┏━━

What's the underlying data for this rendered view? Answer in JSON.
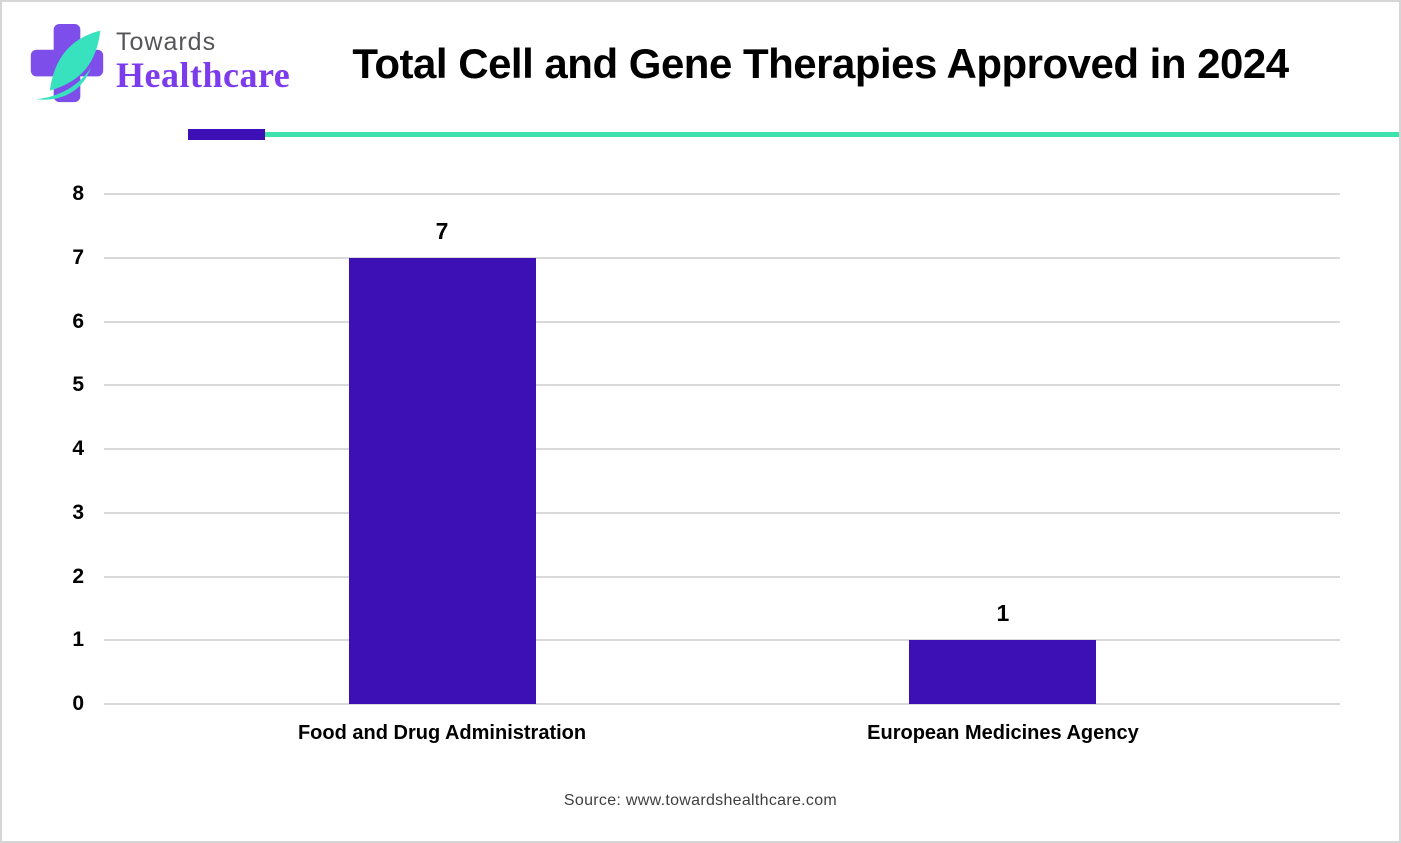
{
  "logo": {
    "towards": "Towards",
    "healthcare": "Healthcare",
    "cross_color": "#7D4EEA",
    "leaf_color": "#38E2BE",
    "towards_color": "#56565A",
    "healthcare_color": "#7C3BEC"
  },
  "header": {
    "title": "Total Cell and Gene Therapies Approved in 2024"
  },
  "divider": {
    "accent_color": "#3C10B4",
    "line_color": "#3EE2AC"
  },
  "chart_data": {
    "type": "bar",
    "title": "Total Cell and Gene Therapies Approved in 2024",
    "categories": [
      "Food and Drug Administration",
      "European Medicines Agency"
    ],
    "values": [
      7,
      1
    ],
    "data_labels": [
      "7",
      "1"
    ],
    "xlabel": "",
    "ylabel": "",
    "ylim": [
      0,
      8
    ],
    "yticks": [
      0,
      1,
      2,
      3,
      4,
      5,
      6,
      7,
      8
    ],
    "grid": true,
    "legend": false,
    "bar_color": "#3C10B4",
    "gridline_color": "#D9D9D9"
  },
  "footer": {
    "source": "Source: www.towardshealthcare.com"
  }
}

┗━━

Would you please restate the records word for word, excluding any images?

What's the underlying data for this rendered view? Answer in JSON.
{
  "logo": {
    "towards": "Towards",
    "healthcare": "Healthcare",
    "cross_color": "#7D4EEA",
    "leaf_color": "#38E2BE",
    "towards_color": "#56565A",
    "healthcare_color": "#7C3BEC"
  },
  "header": {
    "title": "Total Cell and Gene Therapies Approved in 2024"
  },
  "divider": {
    "accent_color": "#3C10B4",
    "line_color": "#3EE2AC"
  },
  "chart_data": {
    "type": "bar",
    "title": "Total Cell and Gene Therapies Approved in 2024",
    "categories": [
      "Food and Drug Administration",
      "European Medicines Agency"
    ],
    "values": [
      7,
      1
    ],
    "data_labels": [
      "7",
      "1"
    ],
    "xlabel": "",
    "ylabel": "",
    "ylim": [
      0,
      8
    ],
    "yticks": [
      0,
      1,
      2,
      3,
      4,
      5,
      6,
      7,
      8
    ],
    "grid": true,
    "legend": false,
    "bar_color": "#3C10B4",
    "gridline_color": "#D9D9D9"
  },
  "footer": {
    "source": "Source: www.towardshealthcare.com"
  }
}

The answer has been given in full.